▶ **The request**
Transcribe the material in full, exactly as written.
#### Materials provided ####
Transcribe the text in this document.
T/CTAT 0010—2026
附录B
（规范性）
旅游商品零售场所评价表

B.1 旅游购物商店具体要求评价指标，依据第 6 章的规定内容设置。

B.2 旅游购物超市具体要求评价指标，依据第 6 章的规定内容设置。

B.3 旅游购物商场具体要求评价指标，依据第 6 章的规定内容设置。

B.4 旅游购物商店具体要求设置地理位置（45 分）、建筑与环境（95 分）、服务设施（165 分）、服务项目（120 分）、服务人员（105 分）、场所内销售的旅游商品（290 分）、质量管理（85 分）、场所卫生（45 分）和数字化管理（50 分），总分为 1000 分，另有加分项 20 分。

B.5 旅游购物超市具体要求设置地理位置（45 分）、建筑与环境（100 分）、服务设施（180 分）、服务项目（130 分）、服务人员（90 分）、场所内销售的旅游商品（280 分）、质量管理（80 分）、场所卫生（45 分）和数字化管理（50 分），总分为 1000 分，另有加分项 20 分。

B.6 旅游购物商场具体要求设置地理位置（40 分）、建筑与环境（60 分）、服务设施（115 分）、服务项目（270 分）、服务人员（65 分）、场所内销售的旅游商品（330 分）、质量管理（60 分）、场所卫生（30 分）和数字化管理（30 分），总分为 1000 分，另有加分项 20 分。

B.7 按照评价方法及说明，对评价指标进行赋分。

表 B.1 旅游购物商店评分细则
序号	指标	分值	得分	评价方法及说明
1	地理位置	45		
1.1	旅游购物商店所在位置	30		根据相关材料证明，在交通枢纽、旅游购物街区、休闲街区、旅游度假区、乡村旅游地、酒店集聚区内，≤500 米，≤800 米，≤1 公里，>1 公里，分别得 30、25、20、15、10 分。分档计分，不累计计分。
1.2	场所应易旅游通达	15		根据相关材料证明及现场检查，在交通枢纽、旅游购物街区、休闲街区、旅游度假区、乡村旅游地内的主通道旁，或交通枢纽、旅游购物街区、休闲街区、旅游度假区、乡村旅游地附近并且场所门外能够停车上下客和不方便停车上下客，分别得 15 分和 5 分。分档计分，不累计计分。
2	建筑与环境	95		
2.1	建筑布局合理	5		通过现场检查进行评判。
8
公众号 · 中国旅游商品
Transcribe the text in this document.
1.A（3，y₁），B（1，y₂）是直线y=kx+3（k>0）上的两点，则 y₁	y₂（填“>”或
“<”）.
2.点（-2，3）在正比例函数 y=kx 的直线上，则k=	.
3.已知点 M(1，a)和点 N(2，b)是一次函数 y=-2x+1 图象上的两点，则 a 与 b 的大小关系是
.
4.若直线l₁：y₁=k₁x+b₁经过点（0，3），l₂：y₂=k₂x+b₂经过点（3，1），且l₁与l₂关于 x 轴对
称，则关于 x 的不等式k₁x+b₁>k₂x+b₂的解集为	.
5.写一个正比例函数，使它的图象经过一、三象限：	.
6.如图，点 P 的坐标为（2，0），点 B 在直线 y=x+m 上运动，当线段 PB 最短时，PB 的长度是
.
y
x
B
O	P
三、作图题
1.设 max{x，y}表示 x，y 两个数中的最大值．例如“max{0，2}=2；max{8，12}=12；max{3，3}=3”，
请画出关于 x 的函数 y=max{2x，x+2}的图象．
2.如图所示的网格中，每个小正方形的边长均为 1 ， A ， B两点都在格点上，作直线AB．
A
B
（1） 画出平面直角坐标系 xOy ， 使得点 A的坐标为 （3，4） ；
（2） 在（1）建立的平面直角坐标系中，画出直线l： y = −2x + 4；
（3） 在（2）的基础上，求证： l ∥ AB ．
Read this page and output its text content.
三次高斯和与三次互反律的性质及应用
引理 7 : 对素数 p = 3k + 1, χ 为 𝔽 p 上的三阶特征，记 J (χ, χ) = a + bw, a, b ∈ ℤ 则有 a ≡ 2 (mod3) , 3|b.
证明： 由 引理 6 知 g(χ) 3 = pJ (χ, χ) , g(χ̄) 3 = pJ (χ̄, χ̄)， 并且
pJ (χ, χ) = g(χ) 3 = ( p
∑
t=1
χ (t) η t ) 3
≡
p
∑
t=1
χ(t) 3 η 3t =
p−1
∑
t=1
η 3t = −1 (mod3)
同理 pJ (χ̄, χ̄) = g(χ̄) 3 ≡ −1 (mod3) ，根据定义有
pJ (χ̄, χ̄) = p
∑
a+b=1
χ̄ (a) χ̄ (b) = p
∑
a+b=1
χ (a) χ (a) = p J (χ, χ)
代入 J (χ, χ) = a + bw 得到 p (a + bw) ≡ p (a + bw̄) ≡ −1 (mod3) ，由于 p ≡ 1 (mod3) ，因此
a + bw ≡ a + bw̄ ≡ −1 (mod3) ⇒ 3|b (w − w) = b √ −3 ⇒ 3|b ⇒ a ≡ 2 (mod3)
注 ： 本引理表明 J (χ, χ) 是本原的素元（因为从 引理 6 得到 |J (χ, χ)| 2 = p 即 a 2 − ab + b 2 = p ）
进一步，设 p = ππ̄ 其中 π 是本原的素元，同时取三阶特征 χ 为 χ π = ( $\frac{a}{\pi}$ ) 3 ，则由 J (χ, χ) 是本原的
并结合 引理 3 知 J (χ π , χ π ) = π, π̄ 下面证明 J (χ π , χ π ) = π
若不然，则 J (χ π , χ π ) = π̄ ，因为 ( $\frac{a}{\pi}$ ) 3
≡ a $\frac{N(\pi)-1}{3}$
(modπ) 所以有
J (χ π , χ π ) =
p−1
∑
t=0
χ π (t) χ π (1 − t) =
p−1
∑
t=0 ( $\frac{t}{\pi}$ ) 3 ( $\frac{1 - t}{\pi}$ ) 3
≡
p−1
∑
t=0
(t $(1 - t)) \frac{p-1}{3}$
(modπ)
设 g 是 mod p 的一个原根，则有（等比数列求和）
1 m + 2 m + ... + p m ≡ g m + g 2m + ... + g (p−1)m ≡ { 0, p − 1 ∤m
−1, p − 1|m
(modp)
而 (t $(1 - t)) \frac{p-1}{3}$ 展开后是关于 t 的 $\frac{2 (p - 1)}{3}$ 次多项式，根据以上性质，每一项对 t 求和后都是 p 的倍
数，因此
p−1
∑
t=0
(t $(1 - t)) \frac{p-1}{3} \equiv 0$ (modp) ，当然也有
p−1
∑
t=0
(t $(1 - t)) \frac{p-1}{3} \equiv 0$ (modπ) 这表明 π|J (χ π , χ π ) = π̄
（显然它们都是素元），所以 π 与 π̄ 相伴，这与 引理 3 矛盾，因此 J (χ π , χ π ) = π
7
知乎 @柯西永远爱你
####
▶ **Task result**
Transcribe the text in this document.
T/CTAT 0010—2026
附录B
（规范性）
旅游商品零售场所评价表

B.1 旅游购物商店具体要求评价指标，依据第 6 章的规定内容设置。

B.2 旅游购物超市具体要求评价指标，依据第 6 章的规定内容设置。

B.3 旅游购物商场具体要求评价指标，依据第 6 章的规定内容设置。

B.4 旅游购物商店具体要求设置地理位置（45 分）、建筑与环境（95 分）、服务设施（165 分）、服务项目（120 分）、服务人员（105 分）、场所内销售的旅游商品（290 分）、质量管理（85 分）、场所卫生（45 分）和数字化管理（50 分），总分为 1000 分，另有加分项 20 分。

B.5 旅游购物超市具体要求设置地理位置（45 分）、建筑与环境（100 分）、服务设施（180 分）、服务项目（130 分）、服务人员（90 分）、场所内销售的旅游商品（280 分）、质量管理（80 分）、场所卫生（45 分）和数字化管理（50 分），总分为 1000 分，另有加分项 20 分。

B.6 旅游购物商场具体要求设置地理位置（40 分）、建筑与环境（60 分）、服务设施（115 分）、服务项目（270 分）、服务人员（65 分）、场所内销售的旅游商品（330 分）、质量管理（60 分）、场所卫生（30 分）和数字化管理（30 分），总分为 1000 分，另有加分项 20 分。

B.7 按照评价方法及说明，对评价指标进行赋分。

表 B.1 旅游购物商店评分细则
序号	指标	分值	得分	评价方法及说明
1	地理位置	45		
1.1	旅游购物商店所在位置	30		根据相关材料证明，在交通枢纽、旅游购物街区、休闲街区、旅游度假区、乡村旅游地、酒店集聚区内，≤500 米，≤800 米，≤1 公里，>1 公里，分别得 30、25、20、15、10 分。分档计分，不累计计分。
1.2	场所应易旅游通达	15		根据相关材料证明及现场检查，在交通枢纽、旅游购物街区、休闲街区、旅游度假区、乡村旅游地内的主通道旁，或交通枢纽、旅游购物街区、休闲街区、旅游度假区、乡村旅游地附近并且场所门外能够停车上下客和不方便停车上下客，分别得 15 分和 5 分。分档计分，不累计计分。
2	建筑与环境	95		
2.1	建筑布局合理	5		通过现场检查进行评判。
8
公众号 · 中国旅游商品
Transcribe the text in this document.
1.A（3，y₁），B（1，y₂）是直线y=kx+3（k>0）上的两点，则 y₁	y₂（填“>”或
“<”）.
2.点（-2，3）在正比例函数 y=kx 的直线上，则k=	.
3.已知点 M(1，a)和点 N(2，b)是一次函数 y=-2x+1 图象上的两点，则 a 与 b 的大小关系是
.
4.若直线l₁：y₁=k₁x+b₁经过点（0，3），l₂：y₂=k₂x+b₂经过点（3，1），且l₁与l₂关于 x 轴对
称，则关于 x 的不等式k₁x+b₁>k₂x+b₂的解集为	.
5.写一个正比例函数，使它的图象经过一、三象限：	.
6.如图，点 P 的坐标为（2，0），点 B 在直线 y=x+m 上运动，当线段 PB 最短时，PB 的长度是
.
y
x
B
O	P
三、作图题
1.设 max{x，y}表示 x，y 两个数中的最大值．例如“max{0，2}=2；max{8，12}=12；max{3，3}=3”，
请画出关于 x 的函数 y=max{2x，x+2}的图象．
2.如图所示的网格中，每个小正方形的边长均为 1 ， A ， B两点都在格点上，作直线AB．
A
B
（1） 画出平面直角坐标系 xOy ， 使得点 A的坐标为 （3，4） ；
（2） 在（1）建立的平面直角坐标系中，画出直线l： y = −2x + 4；
（3） 在（2）的基础上，求证： l ∥ AB ．
Read this page and output its text content.
三次高斯和与三次互反律的性质及应用
引理 7 : 对素数 p = 3k + 1, χ 为 𝔽 p 上的三阶特征，记 J (χ, χ) = a + bw, a, b ∈ ℤ 则有 a ≡ 2 (mod3) , 3|b.
证明： 由 引理 6 知 g(χ) 3 = pJ (χ, χ) , g(χ̄) 3 = pJ (χ̄, χ̄)， 并且
pJ (χ, χ) = g(χ) 3 = ( p
∑
t=1
χ (t) η t ) 3
≡
p
∑
t=1
χ(t) 3 η 3t =
p−1
∑
t=1
η 3t = −1 (mod3)
同理 pJ (χ̄, χ̄) = g(χ̄) 3 ≡ −1 (mod3) ，根据定义有
pJ (χ̄, χ̄) = p
∑
a+b=1
χ̄ (a) χ̄ (b) = p
∑
a+b=1
χ (a) χ (a) = p J (χ, χ)
代入 J (χ, χ) = a + bw 得到 p (a + bw) ≡ p (a + bw̄) ≡ −1 (mod3) ，由于 p ≡ 1 (mod3) ，因此
a + bw ≡ a + bw̄ ≡ −1 (mod3) ⇒ 3|b (w − w) = b √ −3 ⇒ 3|b ⇒ a ≡ 2 (mod3)
注 ： 本引理表明 J (χ, χ) 是本原的素元（因为从 引理 6 得到 |J (χ, χ)| 2 = p 即 a 2 − ab + b 2 = p ）
进一步，设 p = ππ̄ 其中 π 是本原的素元，同时取三阶特征 χ 为 χ π = ( $\frac{a}{\pi}$ ) 3 ，则由 J (χ, χ) 是本原的
并结合 引理 3 知 J (χ π , χ π ) = π, π̄ 下面证明 J (χ π , χ π ) = π
若不然，则 J (χ π , χ π ) = π̄ ，因为 ( $\frac{a}{\pi}$ ) 3
≡ a $\frac{N(\pi)-1}{3}$
(modπ) 所以有
J (χ π , χ π ) =
p−1
∑
t=0
χ π (t) χ π (1 − t) =
p−1
∑
t=0 ( $\frac{t}{\pi}$ ) 3 ( $\frac{1 - t}{\pi}$ ) 3
≡
p−1
∑
t=0
(t $(1 - t)) \frac{p-1}{3}$
(modπ)
设 g 是 mod p 的一个原根，则有（等比数列求和）
1 m + 2 m + ... + p m ≡ g m + g 2m + ... + g (p−1)m ≡ { 0, p − 1 ∤m
−1, p − 1|m
(modp)
而 (t $(1 - t)) \frac{p-1}{3}$ 展开后是关于 t 的 $\frac{2 (p - 1)}{3}$ 次多项式，根据以上性质，每一项对 t 求和后都是 p 的倍
数，因此
p−1
∑
t=0
(t $(1 - t)) \frac{p-1}{3} \equiv 0$ (modp) ，当然也有
p−1
∑
t=0
(t $(1 - t)) \frac{p-1}{3} \equiv 0$ (modπ) 这表明 π|J (χ π , χ π ) = π̄
（显然它们都是素元），所以 π 与 π̄ 相伴，这与 引理 3 矛盾，因此 J (χ π , χ π ) = π
7
知乎 @柯西永远爱你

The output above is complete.